• [Directions for this task]
List every line in this data where the string "осуществлению" occurs.

-- Begin Input rows --

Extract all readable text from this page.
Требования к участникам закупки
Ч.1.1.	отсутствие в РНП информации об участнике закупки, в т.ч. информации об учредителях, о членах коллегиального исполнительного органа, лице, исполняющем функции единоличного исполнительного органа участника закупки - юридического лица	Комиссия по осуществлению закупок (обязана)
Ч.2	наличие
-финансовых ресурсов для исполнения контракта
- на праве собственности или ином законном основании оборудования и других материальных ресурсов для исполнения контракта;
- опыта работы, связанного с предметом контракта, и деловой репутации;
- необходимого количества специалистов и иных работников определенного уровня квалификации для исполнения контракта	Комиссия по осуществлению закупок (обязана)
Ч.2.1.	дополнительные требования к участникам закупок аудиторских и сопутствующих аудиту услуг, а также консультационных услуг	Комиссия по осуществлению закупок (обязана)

-- End Input rows --

• [Right answer]
Ч.1.1.	отсутствие в РНП информации об участнике закупки, в т.ч. информации об учредителях, о членах коллегиального исполнительного органа, лице, исполняющем функции единоличного исполнительного органа участника закупки - юридического лица	Комиссия по осуществлению закупок (обязана)
- необходимого количества специалистов и иных работников определенного уровня квалификации для исполнения контракта	Комиссия по осуществлению закупок (обязана)
Ч.2.1.	дополнительные требования к участникам закупок аудиторских и сопутствующих аудиту услуг, а также консультационных услуг	Комиссия по осуществлению закупок (обязана)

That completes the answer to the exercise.